• JOB:
Check each line for the word "Supports" and give how many have it. Say nothing else.

• Stored items:
▬▬▬▬▬▬
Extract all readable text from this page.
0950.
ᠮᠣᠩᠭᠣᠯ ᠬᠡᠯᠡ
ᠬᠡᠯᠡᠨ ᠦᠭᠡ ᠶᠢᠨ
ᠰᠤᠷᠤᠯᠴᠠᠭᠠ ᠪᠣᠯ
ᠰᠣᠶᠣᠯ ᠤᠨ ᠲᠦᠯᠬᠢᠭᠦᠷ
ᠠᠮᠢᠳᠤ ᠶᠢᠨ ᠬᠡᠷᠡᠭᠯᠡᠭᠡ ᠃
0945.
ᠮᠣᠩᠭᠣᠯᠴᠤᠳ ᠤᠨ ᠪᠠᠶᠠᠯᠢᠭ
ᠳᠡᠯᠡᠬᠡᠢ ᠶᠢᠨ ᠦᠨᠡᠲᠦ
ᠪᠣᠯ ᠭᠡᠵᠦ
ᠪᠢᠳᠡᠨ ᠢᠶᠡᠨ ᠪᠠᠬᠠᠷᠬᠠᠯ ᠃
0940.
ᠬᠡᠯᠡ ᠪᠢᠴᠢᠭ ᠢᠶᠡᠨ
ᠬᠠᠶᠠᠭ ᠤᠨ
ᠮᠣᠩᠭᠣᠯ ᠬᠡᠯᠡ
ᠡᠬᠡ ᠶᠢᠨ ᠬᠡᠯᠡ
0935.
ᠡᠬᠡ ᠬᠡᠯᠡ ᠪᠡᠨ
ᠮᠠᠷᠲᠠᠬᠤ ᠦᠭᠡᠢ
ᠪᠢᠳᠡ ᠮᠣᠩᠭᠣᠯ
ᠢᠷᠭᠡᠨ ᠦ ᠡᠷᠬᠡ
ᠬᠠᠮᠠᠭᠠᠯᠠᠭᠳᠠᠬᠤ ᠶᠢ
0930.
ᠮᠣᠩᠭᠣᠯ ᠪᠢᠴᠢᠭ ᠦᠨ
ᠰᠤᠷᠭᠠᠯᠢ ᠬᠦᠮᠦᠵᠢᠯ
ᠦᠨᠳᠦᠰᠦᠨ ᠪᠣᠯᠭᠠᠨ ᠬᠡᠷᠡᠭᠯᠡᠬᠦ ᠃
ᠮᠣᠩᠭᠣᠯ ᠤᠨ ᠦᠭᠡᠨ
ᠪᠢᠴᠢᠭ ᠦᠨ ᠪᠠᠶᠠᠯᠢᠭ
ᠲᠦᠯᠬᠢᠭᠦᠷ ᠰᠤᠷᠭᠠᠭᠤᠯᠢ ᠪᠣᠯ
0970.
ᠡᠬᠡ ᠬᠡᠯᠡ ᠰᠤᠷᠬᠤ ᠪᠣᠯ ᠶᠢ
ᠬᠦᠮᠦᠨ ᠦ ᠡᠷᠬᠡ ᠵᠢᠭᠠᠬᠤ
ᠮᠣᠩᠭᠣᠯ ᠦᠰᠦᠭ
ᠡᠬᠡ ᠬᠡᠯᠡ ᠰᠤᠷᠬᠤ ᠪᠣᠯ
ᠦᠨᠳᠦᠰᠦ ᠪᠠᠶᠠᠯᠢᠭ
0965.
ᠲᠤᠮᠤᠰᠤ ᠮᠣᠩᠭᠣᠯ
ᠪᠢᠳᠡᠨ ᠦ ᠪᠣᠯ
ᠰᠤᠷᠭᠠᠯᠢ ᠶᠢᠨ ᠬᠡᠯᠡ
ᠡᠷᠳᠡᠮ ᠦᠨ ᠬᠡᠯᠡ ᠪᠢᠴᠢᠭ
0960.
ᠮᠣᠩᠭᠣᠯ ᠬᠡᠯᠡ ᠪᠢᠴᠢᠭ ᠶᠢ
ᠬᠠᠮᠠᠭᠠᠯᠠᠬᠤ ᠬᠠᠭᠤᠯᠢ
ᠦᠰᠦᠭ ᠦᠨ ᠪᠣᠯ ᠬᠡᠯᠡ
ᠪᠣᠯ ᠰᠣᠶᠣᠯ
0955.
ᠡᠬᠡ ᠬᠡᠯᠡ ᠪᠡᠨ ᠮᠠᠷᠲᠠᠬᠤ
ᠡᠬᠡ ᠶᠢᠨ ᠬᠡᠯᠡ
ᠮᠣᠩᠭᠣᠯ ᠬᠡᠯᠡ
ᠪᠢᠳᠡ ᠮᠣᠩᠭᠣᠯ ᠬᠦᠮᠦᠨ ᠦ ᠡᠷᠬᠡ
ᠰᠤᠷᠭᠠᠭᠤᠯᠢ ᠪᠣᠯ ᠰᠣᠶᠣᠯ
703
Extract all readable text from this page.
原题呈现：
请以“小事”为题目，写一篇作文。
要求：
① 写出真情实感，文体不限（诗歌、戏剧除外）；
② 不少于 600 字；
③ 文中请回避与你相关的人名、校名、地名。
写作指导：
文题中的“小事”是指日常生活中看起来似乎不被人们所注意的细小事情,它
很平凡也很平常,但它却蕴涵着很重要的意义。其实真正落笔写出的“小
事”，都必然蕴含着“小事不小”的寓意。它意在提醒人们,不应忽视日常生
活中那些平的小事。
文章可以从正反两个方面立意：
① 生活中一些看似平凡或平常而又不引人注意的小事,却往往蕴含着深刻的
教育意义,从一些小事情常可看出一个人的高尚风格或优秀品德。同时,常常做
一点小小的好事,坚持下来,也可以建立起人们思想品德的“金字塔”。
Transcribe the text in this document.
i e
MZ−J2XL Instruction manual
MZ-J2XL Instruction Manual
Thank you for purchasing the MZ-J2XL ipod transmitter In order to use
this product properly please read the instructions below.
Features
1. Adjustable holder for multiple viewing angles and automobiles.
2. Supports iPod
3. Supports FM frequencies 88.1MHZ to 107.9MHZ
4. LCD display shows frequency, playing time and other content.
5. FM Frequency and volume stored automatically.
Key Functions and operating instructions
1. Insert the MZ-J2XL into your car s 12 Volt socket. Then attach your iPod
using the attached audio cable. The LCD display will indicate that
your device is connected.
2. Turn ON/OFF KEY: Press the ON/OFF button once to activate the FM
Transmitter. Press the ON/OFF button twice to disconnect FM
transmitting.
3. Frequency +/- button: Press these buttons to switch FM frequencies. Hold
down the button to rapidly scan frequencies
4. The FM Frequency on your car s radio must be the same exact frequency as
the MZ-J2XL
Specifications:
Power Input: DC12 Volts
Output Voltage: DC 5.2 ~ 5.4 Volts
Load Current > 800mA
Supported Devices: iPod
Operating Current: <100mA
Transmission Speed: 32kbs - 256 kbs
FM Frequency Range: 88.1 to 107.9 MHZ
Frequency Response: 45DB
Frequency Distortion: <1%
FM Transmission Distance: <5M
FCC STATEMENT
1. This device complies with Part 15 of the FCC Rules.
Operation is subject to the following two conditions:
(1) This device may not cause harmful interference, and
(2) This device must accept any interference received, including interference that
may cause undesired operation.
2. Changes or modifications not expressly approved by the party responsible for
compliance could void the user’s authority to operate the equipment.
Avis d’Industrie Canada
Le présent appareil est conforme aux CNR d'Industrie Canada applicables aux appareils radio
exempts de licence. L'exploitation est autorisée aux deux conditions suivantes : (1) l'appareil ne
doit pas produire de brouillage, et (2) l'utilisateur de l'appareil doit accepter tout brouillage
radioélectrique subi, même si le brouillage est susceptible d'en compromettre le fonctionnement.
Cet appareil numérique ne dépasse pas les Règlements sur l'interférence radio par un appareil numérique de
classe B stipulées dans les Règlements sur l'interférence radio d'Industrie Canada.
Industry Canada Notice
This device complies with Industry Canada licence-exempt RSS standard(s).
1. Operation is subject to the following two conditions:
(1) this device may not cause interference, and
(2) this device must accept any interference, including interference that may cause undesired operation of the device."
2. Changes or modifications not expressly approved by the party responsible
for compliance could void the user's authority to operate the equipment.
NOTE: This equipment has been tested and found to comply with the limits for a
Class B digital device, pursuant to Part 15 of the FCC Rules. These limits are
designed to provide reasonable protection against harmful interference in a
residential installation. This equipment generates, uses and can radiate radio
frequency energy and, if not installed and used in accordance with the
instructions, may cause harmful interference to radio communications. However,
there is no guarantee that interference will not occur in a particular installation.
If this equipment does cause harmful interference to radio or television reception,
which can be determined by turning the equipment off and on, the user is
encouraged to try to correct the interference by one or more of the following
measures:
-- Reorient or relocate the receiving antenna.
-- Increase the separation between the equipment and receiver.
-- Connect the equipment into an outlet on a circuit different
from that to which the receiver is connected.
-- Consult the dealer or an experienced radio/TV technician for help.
▬▬▬▬▬▬
• FINAL RESULT:
2